» AIM OF THE EXERCISE
Print each line of the listing once more, precisely as given.

-----

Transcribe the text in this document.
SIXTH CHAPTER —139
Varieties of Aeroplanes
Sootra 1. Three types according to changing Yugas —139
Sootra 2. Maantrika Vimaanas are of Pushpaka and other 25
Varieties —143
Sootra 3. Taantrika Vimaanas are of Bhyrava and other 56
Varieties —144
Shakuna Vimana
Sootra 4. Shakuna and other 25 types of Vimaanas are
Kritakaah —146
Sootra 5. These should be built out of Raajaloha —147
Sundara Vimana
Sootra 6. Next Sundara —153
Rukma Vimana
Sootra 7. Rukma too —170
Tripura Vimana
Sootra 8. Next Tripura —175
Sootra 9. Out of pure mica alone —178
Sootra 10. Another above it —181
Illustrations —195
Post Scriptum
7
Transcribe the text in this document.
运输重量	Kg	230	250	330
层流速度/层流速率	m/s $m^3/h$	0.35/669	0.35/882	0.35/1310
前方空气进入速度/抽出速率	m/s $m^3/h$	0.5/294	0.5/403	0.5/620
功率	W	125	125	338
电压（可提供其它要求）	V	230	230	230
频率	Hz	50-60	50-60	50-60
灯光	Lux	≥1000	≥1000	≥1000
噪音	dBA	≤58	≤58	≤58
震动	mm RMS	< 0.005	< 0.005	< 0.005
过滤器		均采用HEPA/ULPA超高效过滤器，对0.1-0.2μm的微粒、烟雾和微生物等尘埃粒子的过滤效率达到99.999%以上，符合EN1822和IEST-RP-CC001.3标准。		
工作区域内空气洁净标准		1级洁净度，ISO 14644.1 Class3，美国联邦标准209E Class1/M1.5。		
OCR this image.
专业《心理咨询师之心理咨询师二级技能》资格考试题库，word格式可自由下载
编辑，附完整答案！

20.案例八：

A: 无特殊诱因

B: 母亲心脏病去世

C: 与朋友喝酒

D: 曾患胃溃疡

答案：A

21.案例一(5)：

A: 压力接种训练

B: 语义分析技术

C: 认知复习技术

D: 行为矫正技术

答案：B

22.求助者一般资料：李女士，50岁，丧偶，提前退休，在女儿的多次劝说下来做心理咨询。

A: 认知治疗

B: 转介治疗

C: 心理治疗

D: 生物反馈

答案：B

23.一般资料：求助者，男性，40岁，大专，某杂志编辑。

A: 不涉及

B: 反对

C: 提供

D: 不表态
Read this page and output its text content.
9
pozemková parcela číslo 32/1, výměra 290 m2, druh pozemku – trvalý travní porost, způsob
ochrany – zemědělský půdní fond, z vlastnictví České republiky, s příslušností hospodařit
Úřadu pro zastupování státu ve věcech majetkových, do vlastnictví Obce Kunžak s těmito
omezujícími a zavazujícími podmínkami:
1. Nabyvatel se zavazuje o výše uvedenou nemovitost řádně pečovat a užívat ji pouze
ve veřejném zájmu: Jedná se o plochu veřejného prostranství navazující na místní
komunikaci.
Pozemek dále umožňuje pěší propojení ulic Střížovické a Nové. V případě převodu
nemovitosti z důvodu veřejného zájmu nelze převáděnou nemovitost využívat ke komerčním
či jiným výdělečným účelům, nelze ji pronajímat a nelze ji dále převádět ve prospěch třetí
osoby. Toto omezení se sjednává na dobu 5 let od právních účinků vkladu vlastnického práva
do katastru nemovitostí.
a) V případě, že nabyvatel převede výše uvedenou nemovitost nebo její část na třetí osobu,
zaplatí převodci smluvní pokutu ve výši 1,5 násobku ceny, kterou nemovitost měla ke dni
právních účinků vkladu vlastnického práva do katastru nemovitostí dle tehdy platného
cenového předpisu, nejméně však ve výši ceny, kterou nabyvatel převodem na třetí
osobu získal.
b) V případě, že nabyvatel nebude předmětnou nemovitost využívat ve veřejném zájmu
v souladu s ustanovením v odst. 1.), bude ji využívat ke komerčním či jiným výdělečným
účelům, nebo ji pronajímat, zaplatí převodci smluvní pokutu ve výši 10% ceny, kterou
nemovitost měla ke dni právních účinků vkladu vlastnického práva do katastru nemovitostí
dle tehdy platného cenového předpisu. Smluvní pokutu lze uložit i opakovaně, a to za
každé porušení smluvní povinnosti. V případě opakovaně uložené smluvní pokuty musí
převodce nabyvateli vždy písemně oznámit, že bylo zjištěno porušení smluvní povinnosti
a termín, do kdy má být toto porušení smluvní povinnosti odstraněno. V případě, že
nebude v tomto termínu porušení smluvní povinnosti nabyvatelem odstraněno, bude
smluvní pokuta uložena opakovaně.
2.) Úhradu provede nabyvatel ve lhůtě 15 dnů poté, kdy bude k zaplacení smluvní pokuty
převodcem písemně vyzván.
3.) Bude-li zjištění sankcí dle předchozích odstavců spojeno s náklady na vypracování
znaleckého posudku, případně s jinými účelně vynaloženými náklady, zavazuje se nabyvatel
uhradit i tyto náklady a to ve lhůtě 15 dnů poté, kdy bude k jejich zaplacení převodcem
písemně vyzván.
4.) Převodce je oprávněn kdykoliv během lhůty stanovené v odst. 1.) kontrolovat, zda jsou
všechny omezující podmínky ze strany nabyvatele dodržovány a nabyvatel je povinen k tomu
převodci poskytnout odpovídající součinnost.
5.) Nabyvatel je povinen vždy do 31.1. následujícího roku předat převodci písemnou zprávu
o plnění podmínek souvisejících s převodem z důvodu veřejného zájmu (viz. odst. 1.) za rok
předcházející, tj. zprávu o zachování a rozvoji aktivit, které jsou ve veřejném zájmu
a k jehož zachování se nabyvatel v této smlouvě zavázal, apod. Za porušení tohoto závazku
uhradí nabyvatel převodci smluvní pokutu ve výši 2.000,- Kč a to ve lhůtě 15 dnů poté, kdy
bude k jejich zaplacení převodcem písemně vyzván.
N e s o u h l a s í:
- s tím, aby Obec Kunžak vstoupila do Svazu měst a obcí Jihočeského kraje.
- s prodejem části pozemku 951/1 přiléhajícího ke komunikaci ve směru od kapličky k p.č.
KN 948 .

-----

» SOLUTION TO THE PROBLEM
Transcribe the text in this document.
SIXTH CHAPTER —139
Varieties of Aeroplanes
Sootra 1. Three types according to changing Yugas —139
Sootra 2. Maantrika Vimaanas are of Pushpaka and other 25
Varieties —143
Sootra 3. Taantrika Vimaanas are of Bhyrava and other 56
Varieties —144
Shakuna Vimana
Sootra 4. Shakuna and other 25 types of Vimaanas are
Kritakaah —146
Sootra 5. These should be built out of Raajaloha —147
Sundara Vimana
Sootra 6. Next Sundara —153
Rukma Vimana
Sootra 7. Rukma too —170
Tripura Vimana
Sootra 8. Next Tripura —175
Sootra 9. Out of pure mica alone —178
Sootra 10. Another above it —181
Illustrations —195
Post Scriptum
7
Transcribe the text in this document.
运输重量	Kg	230	250	330
层流速度/层流速率	m/s $m^3/h$	0.35/669	0.35/882	0.35/1310
前方空气进入速度/抽出速率	m/s $m^3/h$	0.5/294	0.5/403	0.5/620
功率	W	125	125	338
电压（可提供其它要求）	V	230	230	230
频率	Hz	50-60	50-60	50-60
灯光	Lux	≥1000	≥1000	≥1000
噪音	dBA	≤58	≤58	≤58
震动	mm RMS	< 0.005	< 0.005	< 0.005
过滤器		均采用HEPA/ULPA超高效过滤器，对0.1-0.2μm的微粒、烟雾和微生物等尘埃粒子的过滤效率达到99.999%以上，符合EN1822和IEST-RP-CC001.3标准。		
工作区域内空气洁净标准		1级洁净度，ISO 14644.1 Class3，美国联邦标准209E Class1/M1.5。		
OCR this image.
专业《心理咨询师之心理咨询师二级技能》资格考试题库，word格式可自由下载
编辑，附完整答案！

20.案例八：

A: 无特殊诱因

B: 母亲心脏病去世

C: 与朋友喝酒

D: 曾患胃溃疡

答案：A

21.案例一(5)：

A: 压力接种训练

B: 语义分析技术

C: 认知复习技术

D: 行为矫正技术

答案：B

22.求助者一般资料：李女士，50岁，丧偶，提前退休，在女儿的多次劝说下来做心理咨询。

A: 认知治疗

B: 转介治疗

C: 心理治疗

D: 生物反馈

答案：B

23.一般资料：求助者，男性，40岁，大专，某杂志编辑。

A: 不涉及

B: 反对

C: 提供

D: 不表态
Read this page and output its text content.
9
pozemková parcela číslo 32/1, výměra 290 m2, druh pozemku – trvalý travní porost, způsob
ochrany – zemědělský půdní fond, z vlastnictví České republiky, s příslušností hospodařit
Úřadu pro zastupování státu ve věcech majetkových, do vlastnictví Obce Kunžak s těmito
omezujícími a zavazujícími podmínkami:
1. Nabyvatel se zavazuje o výše uvedenou nemovitost řádně pečovat a užívat ji pouze
ve veřejném zájmu: Jedná se o plochu veřejného prostranství navazující na místní
komunikaci.
Pozemek dále umožňuje pěší propojení ulic Střížovické a Nové. V případě převodu
nemovitosti z důvodu veřejného zájmu nelze převáděnou nemovitost využívat ke komerčním
či jiným výdělečným účelům, nelze ji pronajímat a nelze ji dále převádět ve prospěch třetí
osoby. Toto omezení se sjednává na dobu 5 let od právních účinků vkladu vlastnického práva
do katastru nemovitostí.
a) V případě, že nabyvatel převede výše uvedenou nemovitost nebo její část na třetí osobu,
zaplatí převodci smluvní pokutu ve výši 1,5 násobku ceny, kterou nemovitost měla ke dni
právních účinků vkladu vlastnického práva do katastru nemovitostí dle tehdy platného
cenového předpisu, nejméně však ve výši ceny, kterou nabyvatel převodem na třetí
osobu získal.
b) V případě, že nabyvatel nebude předmětnou nemovitost využívat ve veřejném zájmu
v souladu s ustanovením v odst. 1.), bude ji využívat ke komerčním či jiným výdělečným
účelům, nebo ji pronajímat, zaplatí převodci smluvní pokutu ve výši 10% ceny, kterou
nemovitost měla ke dni právních účinků vkladu vlastnického práva do katastru nemovitostí
dle tehdy platného cenového předpisu. Smluvní pokutu lze uložit i opakovaně, a to za
každé porušení smluvní povinnosti. V případě opakovaně uložené smluvní pokuty musí
převodce nabyvateli vždy písemně oznámit, že bylo zjištěno porušení smluvní povinnosti
a termín, do kdy má být toto porušení smluvní povinnosti odstraněno. V případě, že
nebude v tomto termínu porušení smluvní povinnosti nabyvatelem odstraněno, bude
smluvní pokuta uložena opakovaně.
2.) Úhradu provede nabyvatel ve lhůtě 15 dnů poté, kdy bude k zaplacení smluvní pokuty
převodcem písemně vyzván.
3.) Bude-li zjištění sankcí dle předchozích odstavců spojeno s náklady na vypracování
znaleckého posudku, případně s jinými účelně vynaloženými náklady, zavazuje se nabyvatel
uhradit i tyto náklady a to ve lhůtě 15 dnů poté, kdy bude k jejich zaplacení převodcem
písemně vyzván.
4.) Převodce je oprávněn kdykoliv během lhůty stanovené v odst. 1.) kontrolovat, zda jsou
všechny omezující podmínky ze strany nabyvatele dodržovány a nabyvatel je povinen k tomu
převodci poskytnout odpovídající součinnost.
5.) Nabyvatel je povinen vždy do 31.1. následujícího roku předat převodci písemnou zprávu
o plnění podmínek souvisejících s převodem z důvodu veřejného zájmu (viz. odst. 1.) za rok
předcházející, tj. zprávu o zachování a rozvoji aktivit, které jsou ve veřejném zájmu
a k jehož zachování se nabyvatel v této smlouvě zavázal, apod. Za porušení tohoto závazku
uhradí nabyvatel převodci smluvní pokutu ve výši 2.000,- Kč a to ve lhůtě 15 dnů poté, kdy
bude k jejich zaplacení převodcem písemně vyzván.
N e s o u h l a s í:
- s tím, aby Obec Kunžak vstoupila do Svazu měst a obcí Jihočeského kraje.
- s prodejem části pozemku 951/1 přiléhajícího ke komunikaci ve směru od kapličky k p.č.
KN 948 .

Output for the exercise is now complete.